TASK TO CARRY OUT: Gather all lines in the entries that include the word "method".
━━ MATERIAL TO PROCESS ━━
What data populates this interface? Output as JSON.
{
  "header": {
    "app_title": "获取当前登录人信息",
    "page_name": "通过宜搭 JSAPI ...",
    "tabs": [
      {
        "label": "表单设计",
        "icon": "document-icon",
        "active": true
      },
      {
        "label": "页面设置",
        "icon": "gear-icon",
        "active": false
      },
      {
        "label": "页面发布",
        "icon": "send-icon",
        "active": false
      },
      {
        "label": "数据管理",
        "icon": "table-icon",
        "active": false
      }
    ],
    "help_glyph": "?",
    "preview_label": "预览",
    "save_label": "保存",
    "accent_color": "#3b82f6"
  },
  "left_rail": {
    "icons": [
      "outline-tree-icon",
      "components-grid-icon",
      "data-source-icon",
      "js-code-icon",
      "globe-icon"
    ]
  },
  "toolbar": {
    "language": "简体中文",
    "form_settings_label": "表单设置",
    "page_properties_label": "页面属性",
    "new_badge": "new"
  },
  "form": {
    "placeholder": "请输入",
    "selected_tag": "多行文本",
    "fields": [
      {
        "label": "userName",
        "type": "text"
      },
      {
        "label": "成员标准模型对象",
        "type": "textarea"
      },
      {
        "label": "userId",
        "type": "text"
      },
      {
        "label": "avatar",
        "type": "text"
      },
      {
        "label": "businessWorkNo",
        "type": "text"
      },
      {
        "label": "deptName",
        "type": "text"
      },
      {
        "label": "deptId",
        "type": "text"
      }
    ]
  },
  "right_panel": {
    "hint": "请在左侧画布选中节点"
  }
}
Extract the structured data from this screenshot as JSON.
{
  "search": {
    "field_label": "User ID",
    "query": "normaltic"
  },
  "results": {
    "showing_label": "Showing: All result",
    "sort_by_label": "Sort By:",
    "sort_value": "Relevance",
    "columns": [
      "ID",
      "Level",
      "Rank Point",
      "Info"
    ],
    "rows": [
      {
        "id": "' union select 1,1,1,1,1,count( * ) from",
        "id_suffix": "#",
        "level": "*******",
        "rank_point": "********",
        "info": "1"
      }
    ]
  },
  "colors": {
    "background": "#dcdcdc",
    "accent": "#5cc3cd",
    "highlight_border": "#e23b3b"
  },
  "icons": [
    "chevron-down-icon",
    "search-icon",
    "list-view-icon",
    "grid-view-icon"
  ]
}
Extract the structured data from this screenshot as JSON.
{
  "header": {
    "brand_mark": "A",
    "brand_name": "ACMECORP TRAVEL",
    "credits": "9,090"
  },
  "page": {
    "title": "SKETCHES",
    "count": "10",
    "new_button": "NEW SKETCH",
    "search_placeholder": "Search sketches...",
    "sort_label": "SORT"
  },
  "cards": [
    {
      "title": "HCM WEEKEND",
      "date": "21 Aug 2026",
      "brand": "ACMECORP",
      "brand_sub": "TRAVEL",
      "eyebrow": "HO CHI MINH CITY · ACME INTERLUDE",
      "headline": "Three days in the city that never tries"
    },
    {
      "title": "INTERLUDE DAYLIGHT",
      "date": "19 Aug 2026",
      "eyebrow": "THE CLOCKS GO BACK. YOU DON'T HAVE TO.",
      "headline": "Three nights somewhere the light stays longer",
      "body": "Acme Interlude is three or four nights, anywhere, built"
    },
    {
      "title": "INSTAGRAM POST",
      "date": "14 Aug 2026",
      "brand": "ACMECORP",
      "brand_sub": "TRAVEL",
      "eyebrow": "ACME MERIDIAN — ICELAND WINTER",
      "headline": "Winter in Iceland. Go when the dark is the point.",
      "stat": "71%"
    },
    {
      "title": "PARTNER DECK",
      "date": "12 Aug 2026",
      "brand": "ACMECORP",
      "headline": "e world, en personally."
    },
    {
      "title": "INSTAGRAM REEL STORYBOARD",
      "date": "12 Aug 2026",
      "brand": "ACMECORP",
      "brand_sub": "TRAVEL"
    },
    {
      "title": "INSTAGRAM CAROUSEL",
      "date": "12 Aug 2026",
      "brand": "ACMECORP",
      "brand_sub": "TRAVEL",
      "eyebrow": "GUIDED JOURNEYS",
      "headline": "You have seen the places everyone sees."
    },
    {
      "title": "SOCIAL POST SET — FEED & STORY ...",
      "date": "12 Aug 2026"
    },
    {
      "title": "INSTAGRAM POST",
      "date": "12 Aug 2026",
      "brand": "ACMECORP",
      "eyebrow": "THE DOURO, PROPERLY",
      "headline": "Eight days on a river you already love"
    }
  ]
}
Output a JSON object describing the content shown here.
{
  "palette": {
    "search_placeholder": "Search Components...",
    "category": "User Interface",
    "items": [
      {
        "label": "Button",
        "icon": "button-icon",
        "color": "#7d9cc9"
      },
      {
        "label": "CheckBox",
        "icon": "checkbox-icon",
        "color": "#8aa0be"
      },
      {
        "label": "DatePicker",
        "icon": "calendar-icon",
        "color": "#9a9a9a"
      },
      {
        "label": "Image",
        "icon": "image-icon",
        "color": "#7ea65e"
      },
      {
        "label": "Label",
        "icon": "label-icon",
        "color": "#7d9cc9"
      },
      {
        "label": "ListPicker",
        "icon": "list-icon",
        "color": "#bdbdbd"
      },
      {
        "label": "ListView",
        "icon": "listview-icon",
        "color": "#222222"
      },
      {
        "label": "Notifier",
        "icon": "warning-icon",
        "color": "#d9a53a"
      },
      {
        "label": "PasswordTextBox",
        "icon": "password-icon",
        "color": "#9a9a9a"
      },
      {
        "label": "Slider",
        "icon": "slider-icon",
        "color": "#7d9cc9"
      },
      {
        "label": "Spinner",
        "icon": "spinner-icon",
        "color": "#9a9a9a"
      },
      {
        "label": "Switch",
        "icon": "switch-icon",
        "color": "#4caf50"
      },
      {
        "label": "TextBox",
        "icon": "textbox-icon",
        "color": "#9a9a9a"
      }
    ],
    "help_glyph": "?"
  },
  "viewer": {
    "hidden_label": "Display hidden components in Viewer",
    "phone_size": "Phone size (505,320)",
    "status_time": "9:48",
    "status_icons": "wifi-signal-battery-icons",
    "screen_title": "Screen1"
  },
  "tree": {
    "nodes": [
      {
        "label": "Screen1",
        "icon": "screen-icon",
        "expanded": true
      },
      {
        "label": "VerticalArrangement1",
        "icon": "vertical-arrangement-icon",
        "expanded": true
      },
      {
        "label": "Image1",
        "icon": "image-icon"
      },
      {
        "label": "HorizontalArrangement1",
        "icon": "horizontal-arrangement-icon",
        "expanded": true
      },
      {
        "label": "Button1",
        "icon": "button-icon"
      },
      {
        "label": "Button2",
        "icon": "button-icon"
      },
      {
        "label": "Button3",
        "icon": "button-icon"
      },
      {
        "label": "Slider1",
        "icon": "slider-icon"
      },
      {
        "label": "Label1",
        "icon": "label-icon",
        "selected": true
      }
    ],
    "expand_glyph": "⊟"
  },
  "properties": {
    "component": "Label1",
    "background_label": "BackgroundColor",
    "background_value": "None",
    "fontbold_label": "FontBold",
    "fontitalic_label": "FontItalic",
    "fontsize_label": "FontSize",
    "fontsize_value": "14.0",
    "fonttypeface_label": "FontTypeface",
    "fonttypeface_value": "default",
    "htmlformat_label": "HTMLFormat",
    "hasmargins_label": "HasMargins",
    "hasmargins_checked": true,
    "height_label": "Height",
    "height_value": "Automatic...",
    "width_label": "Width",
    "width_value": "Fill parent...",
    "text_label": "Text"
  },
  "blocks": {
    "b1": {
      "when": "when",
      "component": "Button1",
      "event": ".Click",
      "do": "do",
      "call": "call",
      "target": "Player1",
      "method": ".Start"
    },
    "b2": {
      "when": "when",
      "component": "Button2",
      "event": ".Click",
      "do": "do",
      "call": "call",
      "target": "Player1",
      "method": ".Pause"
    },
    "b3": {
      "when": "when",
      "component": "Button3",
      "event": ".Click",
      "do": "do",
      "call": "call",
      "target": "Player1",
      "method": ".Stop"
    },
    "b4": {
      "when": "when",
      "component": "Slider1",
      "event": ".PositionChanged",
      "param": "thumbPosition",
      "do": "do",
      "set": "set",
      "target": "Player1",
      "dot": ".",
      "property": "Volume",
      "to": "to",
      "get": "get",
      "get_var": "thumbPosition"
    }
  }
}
━━━
TASK RESPONSE:
      "method": ".Start"
      "method": ".Pause"
      "method": ".Stop"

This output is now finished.